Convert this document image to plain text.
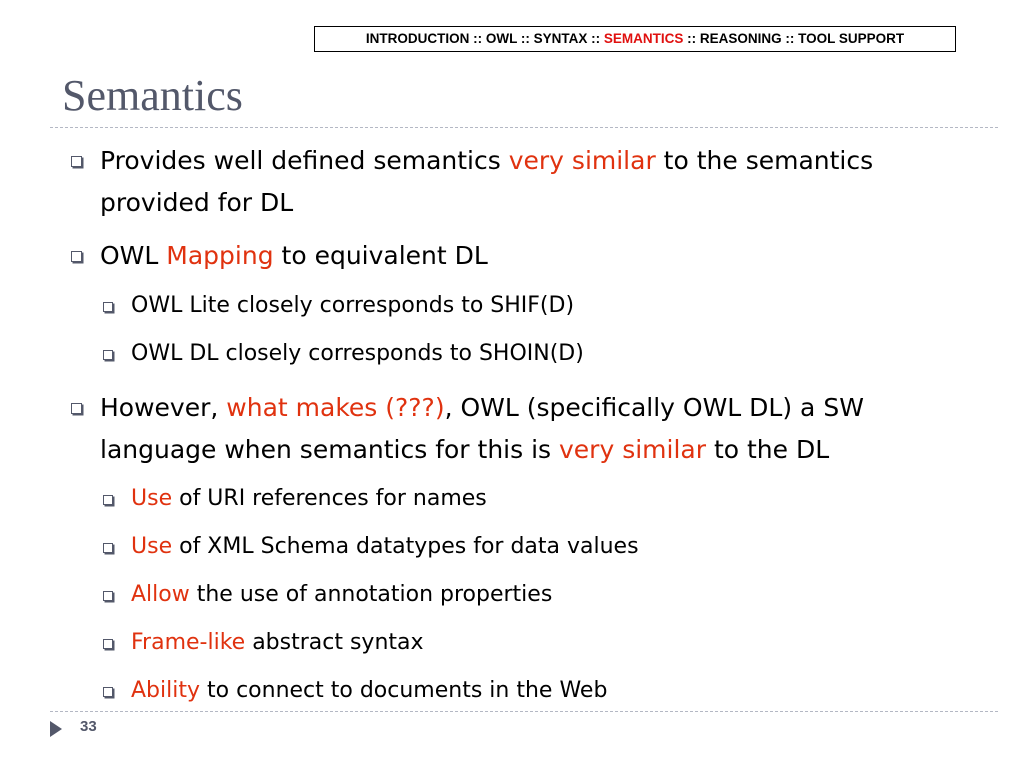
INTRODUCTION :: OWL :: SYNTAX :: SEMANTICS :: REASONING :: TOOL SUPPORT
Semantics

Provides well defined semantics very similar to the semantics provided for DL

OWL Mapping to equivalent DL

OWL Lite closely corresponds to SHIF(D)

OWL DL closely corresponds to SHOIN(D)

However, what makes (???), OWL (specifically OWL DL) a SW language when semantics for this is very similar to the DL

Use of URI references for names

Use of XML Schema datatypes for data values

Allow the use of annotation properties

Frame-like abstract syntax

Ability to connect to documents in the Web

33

•••

WHAT YOU HAVE TO DO
Give the entries again word for word, but skip the pictures.

RESULT
Convert this document image to plain text.
INTRODUCTION :: OWL :: SYNTAX :: SEMANTICS :: REASONING :: TOOL SUPPORT
Semantics

Provides well defined semantics very similar to the semantics provided for DL

OWL Mapping to equivalent DL

OWL Lite closely corresponds to SHIF(D)

OWL DL closely corresponds to SHOIN(D)

However, what makes (???), OWL (specifically OWL DL) a SW language when semantics for this is very similar to the DL

Use of URI references for names

Use of XML Schema datatypes for data values

Allow the use of annotation properties

Frame-like abstract syntax

Ability to connect to documents in the Web

33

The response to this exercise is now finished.